* [Collection entries]:
Start of Block

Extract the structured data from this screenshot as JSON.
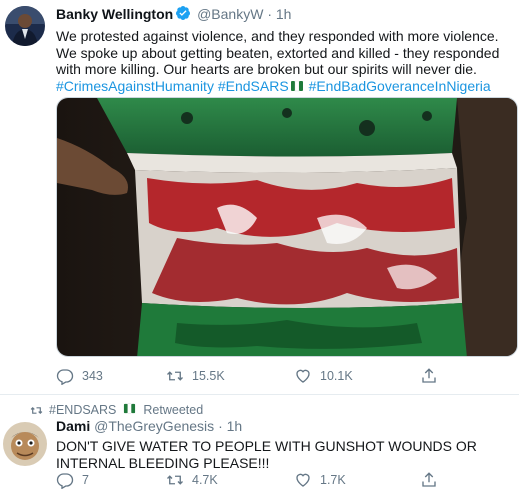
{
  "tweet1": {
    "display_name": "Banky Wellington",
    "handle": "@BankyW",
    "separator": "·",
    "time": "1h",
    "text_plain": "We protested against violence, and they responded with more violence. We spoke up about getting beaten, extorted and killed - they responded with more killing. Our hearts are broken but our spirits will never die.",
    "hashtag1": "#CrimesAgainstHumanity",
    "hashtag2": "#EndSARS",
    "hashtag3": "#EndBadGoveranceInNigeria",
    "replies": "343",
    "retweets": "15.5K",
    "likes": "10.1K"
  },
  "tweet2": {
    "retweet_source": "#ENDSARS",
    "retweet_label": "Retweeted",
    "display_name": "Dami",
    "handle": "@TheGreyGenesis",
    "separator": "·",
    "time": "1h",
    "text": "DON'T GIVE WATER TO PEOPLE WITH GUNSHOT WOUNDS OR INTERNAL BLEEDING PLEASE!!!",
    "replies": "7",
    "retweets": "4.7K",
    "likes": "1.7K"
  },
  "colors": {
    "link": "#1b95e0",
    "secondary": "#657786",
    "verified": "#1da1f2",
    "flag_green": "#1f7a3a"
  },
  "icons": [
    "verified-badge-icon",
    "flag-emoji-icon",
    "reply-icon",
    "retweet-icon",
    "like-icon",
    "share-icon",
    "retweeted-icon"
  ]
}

End of Block
Start of Block

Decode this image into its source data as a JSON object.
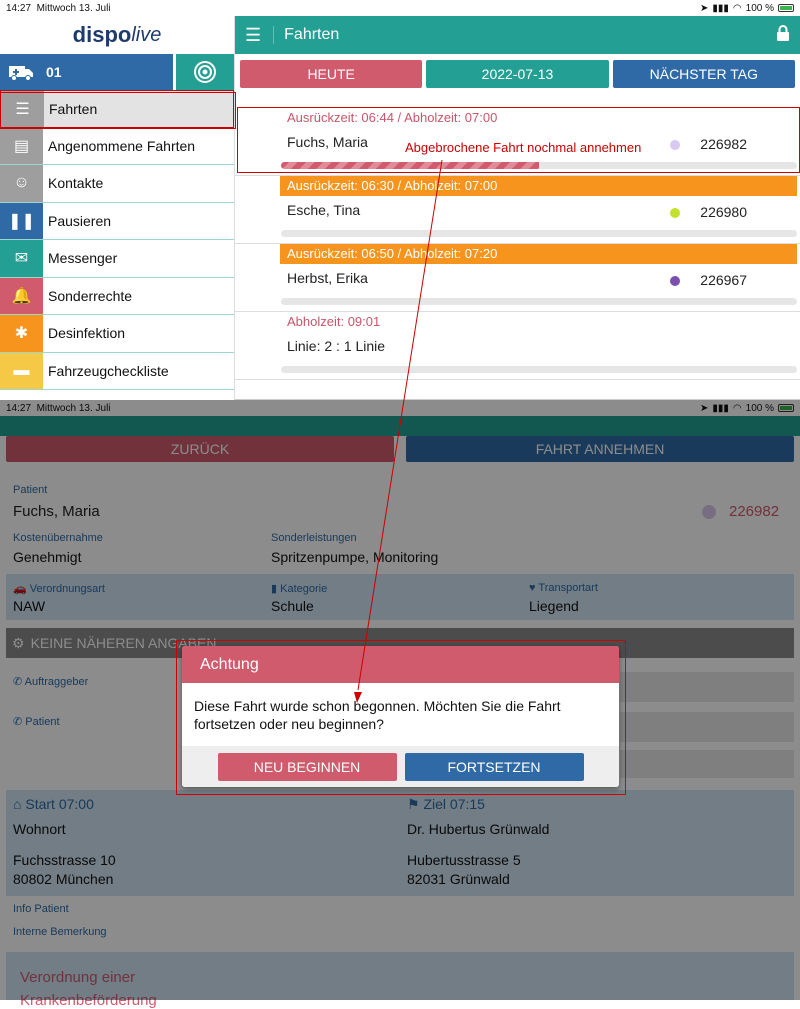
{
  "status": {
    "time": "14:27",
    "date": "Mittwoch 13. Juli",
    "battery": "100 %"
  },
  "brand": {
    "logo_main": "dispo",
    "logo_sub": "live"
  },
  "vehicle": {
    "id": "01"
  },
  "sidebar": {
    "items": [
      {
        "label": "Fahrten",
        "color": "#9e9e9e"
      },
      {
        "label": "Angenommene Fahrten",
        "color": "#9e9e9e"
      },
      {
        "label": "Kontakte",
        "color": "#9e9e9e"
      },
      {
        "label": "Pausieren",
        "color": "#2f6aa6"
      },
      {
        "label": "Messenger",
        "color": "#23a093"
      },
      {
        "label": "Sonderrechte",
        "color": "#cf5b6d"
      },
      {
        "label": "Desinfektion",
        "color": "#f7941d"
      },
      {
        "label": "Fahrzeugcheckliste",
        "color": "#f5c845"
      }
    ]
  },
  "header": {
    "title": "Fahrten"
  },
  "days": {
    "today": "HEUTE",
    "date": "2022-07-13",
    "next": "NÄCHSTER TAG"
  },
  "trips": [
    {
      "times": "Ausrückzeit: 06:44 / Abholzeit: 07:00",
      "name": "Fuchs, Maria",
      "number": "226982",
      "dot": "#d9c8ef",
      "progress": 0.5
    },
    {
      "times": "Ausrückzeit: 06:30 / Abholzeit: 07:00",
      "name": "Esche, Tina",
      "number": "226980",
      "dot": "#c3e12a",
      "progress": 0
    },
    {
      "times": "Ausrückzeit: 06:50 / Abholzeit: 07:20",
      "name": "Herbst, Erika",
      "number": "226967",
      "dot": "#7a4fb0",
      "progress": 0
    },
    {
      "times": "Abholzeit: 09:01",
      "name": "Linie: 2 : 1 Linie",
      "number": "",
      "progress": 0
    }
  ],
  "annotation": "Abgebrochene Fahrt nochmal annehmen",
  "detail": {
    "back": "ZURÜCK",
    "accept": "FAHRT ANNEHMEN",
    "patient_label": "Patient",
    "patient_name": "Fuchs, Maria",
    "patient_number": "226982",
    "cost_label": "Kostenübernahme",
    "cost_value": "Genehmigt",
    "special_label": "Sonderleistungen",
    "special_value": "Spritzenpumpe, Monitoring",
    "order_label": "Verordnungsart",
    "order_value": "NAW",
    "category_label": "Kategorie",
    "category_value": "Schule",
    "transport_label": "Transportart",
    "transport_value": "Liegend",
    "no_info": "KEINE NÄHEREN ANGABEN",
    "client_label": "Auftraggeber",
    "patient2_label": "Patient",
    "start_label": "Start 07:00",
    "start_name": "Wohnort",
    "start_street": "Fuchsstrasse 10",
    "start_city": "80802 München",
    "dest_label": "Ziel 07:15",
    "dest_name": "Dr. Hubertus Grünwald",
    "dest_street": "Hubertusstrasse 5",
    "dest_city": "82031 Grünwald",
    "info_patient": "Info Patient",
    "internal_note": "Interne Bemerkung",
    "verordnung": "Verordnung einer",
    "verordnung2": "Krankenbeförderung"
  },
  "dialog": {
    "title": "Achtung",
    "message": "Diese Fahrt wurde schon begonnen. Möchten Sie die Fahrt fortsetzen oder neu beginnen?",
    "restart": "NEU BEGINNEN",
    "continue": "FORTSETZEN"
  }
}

End of Block

* [Action item]: If a line of the data above holds the string "verified", count it, then state only the total.

* [Output for this exercise]: 2